Records from a collection:
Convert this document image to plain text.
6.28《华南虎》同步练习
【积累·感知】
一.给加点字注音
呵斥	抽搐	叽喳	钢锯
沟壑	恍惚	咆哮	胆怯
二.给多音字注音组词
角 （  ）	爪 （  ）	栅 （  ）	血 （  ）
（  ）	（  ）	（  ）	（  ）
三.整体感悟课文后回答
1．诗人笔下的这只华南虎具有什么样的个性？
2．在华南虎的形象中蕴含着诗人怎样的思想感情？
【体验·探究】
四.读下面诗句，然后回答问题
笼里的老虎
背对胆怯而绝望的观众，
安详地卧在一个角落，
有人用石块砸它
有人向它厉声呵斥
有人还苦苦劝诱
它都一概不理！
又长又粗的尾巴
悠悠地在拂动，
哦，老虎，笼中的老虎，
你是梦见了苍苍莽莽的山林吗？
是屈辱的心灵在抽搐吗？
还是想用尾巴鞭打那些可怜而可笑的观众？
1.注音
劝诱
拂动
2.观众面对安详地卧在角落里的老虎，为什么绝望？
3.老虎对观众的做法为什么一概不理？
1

REQUIRED WORK: Restate all of the entries above precisely.

OUTPUT OF THE TASK:
Convert this document image to plain text.
6.28《华南虎》同步练习
【积累·感知】
一.给加点字注音
呵斥	抽搐	叽喳	钢锯
沟壑	恍惚	咆哮	胆怯
二.给多音字注音组词
角 （  ）	爪 （  ）	栅 （  ）	血 （  ）
（  ）	（  ）	（  ）	（  ）
三.整体感悟课文后回答
1．诗人笔下的这只华南虎具有什么样的个性？
2．在华南虎的形象中蕴含着诗人怎样的思想感情？
【体验·探究】
四.读下面诗句，然后回答问题
笼里的老虎
背对胆怯而绝望的观众，
安详地卧在一个角落，
有人用石块砸它
有人向它厉声呵斥
有人还苦苦劝诱
它都一概不理！
又长又粗的尾巴
悠悠地在拂动，
哦，老虎，笼中的老虎，
你是梦见了苍苍莽莽的山林吗？
是屈辱的心灵在抽搐吗？
还是想用尾巴鞭打那些可怜而可笑的观众？
1.注音
劝诱
拂动
2.观众面对安详地卧在角落里的老虎，为什么绝望？
3.老虎对观众的做法为什么一概不理？
1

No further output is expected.